## WHAT TO WORK ON
Arrange every line of the entries below as a Markdown table with the columns No. and Line. Number the rows in order and skip blank lines.

─── SUPPLIED MATERIAL

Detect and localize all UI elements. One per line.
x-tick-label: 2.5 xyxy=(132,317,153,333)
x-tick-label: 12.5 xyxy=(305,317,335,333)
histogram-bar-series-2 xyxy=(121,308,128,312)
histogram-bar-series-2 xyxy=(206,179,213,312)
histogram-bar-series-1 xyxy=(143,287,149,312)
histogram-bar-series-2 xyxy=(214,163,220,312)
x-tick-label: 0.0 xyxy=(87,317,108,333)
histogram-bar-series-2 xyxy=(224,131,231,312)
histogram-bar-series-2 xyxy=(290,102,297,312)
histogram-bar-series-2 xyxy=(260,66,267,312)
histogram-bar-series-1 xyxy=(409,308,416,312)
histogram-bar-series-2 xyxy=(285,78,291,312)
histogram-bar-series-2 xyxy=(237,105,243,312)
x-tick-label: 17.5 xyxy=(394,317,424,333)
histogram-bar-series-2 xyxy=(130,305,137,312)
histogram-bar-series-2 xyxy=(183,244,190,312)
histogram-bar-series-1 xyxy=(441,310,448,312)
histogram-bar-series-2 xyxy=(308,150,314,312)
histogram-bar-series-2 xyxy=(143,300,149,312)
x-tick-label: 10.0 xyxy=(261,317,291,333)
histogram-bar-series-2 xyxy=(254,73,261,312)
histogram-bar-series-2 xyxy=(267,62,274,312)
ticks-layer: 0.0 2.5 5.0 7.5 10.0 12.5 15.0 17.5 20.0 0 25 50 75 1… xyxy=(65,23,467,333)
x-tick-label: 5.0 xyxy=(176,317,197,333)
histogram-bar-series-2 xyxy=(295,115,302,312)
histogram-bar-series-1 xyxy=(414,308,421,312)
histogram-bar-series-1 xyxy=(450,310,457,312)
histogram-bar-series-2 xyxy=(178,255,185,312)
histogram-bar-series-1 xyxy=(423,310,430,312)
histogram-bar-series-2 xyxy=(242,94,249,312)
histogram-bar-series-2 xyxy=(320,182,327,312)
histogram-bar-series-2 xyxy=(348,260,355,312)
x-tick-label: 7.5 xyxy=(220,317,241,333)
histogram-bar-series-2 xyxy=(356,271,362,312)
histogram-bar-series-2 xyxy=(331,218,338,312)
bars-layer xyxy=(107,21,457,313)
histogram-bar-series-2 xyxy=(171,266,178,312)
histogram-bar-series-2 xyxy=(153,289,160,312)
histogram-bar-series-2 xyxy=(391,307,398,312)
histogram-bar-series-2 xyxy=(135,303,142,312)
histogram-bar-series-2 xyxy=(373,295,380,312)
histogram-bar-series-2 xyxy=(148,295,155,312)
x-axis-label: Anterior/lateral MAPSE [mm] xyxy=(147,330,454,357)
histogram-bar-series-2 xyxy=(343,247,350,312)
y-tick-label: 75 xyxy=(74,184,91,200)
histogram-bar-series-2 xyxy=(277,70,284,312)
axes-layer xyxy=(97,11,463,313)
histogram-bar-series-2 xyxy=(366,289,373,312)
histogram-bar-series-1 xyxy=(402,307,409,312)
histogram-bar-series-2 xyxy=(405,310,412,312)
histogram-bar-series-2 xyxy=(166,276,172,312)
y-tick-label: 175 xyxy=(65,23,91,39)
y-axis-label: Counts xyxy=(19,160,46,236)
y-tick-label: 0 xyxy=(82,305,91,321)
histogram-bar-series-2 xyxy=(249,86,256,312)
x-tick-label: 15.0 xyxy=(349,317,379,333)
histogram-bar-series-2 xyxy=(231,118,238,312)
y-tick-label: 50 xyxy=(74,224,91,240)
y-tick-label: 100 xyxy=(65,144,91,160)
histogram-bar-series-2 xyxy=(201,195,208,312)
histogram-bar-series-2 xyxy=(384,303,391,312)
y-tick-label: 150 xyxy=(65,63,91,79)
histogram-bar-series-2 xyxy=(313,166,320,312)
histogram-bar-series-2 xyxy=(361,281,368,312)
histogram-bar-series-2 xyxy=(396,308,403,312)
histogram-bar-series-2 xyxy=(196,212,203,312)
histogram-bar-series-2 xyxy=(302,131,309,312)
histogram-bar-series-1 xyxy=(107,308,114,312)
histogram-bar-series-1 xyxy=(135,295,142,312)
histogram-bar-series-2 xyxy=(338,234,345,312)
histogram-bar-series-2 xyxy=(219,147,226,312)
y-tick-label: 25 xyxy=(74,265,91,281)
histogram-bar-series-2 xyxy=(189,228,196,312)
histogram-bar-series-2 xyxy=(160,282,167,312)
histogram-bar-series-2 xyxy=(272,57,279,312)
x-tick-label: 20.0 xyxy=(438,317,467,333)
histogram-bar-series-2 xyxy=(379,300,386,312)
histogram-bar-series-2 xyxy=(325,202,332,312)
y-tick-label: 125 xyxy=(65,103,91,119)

──────

## OUTPUT OF THE EXERCISE
| No. | Line |
|---|---|
| 1 | Detect and localize all UI elements. One per line. |
| 2 | x-tick-label: 2.5 xyxy=(132,317,153,333) |
| 3 | x-tick-label: 12.5 xyxy=(305,317,335,333) |
| 4 | histogram-bar-series-2 xyxy=(121,308,128,312) |
| 5 | histogram-bar-series-2 xyxy=(206,179,213,312) |
| 6 | histogram-bar-series-1 xyxy=(143,287,149,312) |
| 7 | histogram-bar-series-2 xyxy=(214,163,220,312) |
| 8 | x-tick-label: 0.0 xyxy=(87,317,108,333) |
| 9 | histogram-bar-series-2 xyxy=(224,131,231,312) |
| 10 | histogram-bar-series-2 xyxy=(290,102,297,312) |
| 11 | histogram-bar-series-2 xyxy=(260,66,267,312) |
| 12 | histogram-bar-series-1 xyxy=(409,308,416,312) |
| 13 | histogram-bar-series-2 xyxy=(285,78,291,312) |
| 14 | histogram-bar-series-2 xyxy=(237,105,243,312) |
| 15 | x-tick-label: 17.5 xyxy=(394,317,424,333) |
| 16 | histogram-bar-series-2 xyxy=(130,305,137,312) |
| 17 | histogram-bar-series-2 xyxy=(183,244,190,312) |
| 18 | histogram-bar-series-1 xyxy=(441,310,448,312) |
| 19 | histogram-bar-series-2 xyxy=(308,150,314,312) |
| 20 | histogram-bar-series-2 xyxy=(143,300,149,312) |
| 21 | x-tick-label: 10.0 xyxy=(261,317,291,333) |
| 22 | histogram-bar-series-2 xyxy=(254,73,261,312) |
| 23 | histogram-bar-series-2 xyxy=(267,62,274,312) |
| 24 | ticks-layer: 0.0 2.5 5.0 7.5 10.0 12.5 15.0 17.5 20.0 0 25 50 75 1… xyxy=(65,23,467,333) |
| 25 | x-tick-label: 5.0 xyxy=(176,317,197,333) |
| 26 | histogram-bar-series-2 xyxy=(295,115,302,312) |
| 27 | histogram-bar-series-1 xyxy=(414,308,421,312) |
| 28 | histogram-bar-series-1 xyxy=(450,310,457,312) |
| 29 | histogram-bar-series-2 xyxy=(178,255,185,312) |
| 30 | histogram-bar-series-1 xyxy=(423,310,430,312) |
| 31 | histogram-bar-series-2 xyxy=(242,94,249,312) |
| 32 | histogram-bar-series-2 xyxy=(320,182,327,312) |
| 33 | histogram-bar-series-2 xyxy=(348,260,355,312) |
| 34 | x-tick-label: 7.5 xyxy=(220,317,241,333) |
| 35 | histogram-bar-series-2 xyxy=(356,271,362,312) |
| 36 | histogram-bar-series-2 xyxy=(331,218,338,312) |
| 37 | bars-layer xyxy=(107,21,457,313) |
| 38 | histogram-bar-series-2 xyxy=(171,266,178,312) |
| 39 | histogram-bar-series-2 xyxy=(153,289,160,312) |
| 40 | histogram-bar-series-2 xyxy=(391,307,398,312) |
| 41 | histogram-bar-series-2 xyxy=(135,303,142,312) |
| 42 | histogram-bar-series-2 xyxy=(373,295,380,312) |
| 43 | histogram-bar-series-2 xyxy=(148,295,155,312) |
| 44 | x-axis-label: Anterior/lateral MAPSE [mm] xyxy=(147,330,454,357) |
| 45 | histogram-bar-series-2 xyxy=(343,247,350,312) |
| 46 | y-tick-label: 75 xyxy=(74,184,91,200) |
| 47 | histogram-bar-series-2 xyxy=(277,70,284,312) |
| 48 | axes-layer xyxy=(97,11,463,313) |
| 49 | histogram-bar-series-2 xyxy=(366,289,373,312) |
| 50 | histogram-bar-series-1 xyxy=(402,307,409,312) |
| 51 | histogram-bar-series-2 xyxy=(405,310,412,312) |
| 52 | histogram-bar-series-2 xyxy=(166,276,172,312) |
| 53 | y-tick-label: 175 xyxy=(65,23,91,39) |
| 54 | y-axis-label: Counts xyxy=(19,160,46,236) |
| 55 | y-tick-label: 0 xyxy=(82,305,91,321) |
| 56 | histogram-bar-series-2 xyxy=(249,86,256,312) |
| 57 | x-tick-label: 15.0 xyxy=(349,317,379,333) |
| 58 | histogram-bar-series-2 xyxy=(231,118,238,312) |
| 59 | y-tick-label: 50 xyxy=(74,224,91,240) |
| 60 | y-tick-label: 100 xyxy=(65,144,91,160) |
| 61 | histogram-bar-series-2 xyxy=(201,195,208,312) |
| 62 | histogram-bar-series-2 xyxy=(384,303,391,312) |
| 63 | y-tick-label: 150 xyxy=(65,63,91,79) |
| 64 | histogram-bar-series-2 xyxy=(313,166,320,312) |
| 65 | histogram-bar-series-2 xyxy=(361,281,368,312) |
| 66 | histogram-bar-series-2 xyxy=(396,308,403,312) |
| 67 | histogram-bar-series-2 xyxy=(196,212,203,312) |
| 68 | histogram-bar-series-2 xyxy=(302,131,309,312) |
| 69 | histogram-bar-series-1 xyxy=(107,308,114,312) |
| 70 | histogram-bar-series-1 xyxy=(135,295,142,312) |
| 71 | histogram-bar-series-2 xyxy=(338,234,345,312) |
| 72 | histogram-bar-series-2 xyxy=(219,147,226,312) |
| 73 | y-tick-label: 25 xyxy=(74,265,91,281) |
| 74 | histogram-bar-series-2 xyxy=(189,228,196,312) |
| 75 | histogram-bar-series-2 xyxy=(160,282,167,312) |
| 76 | histogram-bar-series-2 xyxy=(272,57,279,312) |
| 77 | x-tick-label: 20.0 xyxy=(438,317,467,333) |
| 78 | histogram-bar-series-2 xyxy=(379,300,386,312) |
| 79 | histogram-bar-series-2 xyxy=(325,202,332,312) |
| 80 | y-tick-label: 125 xyxy=(65,103,91,119) |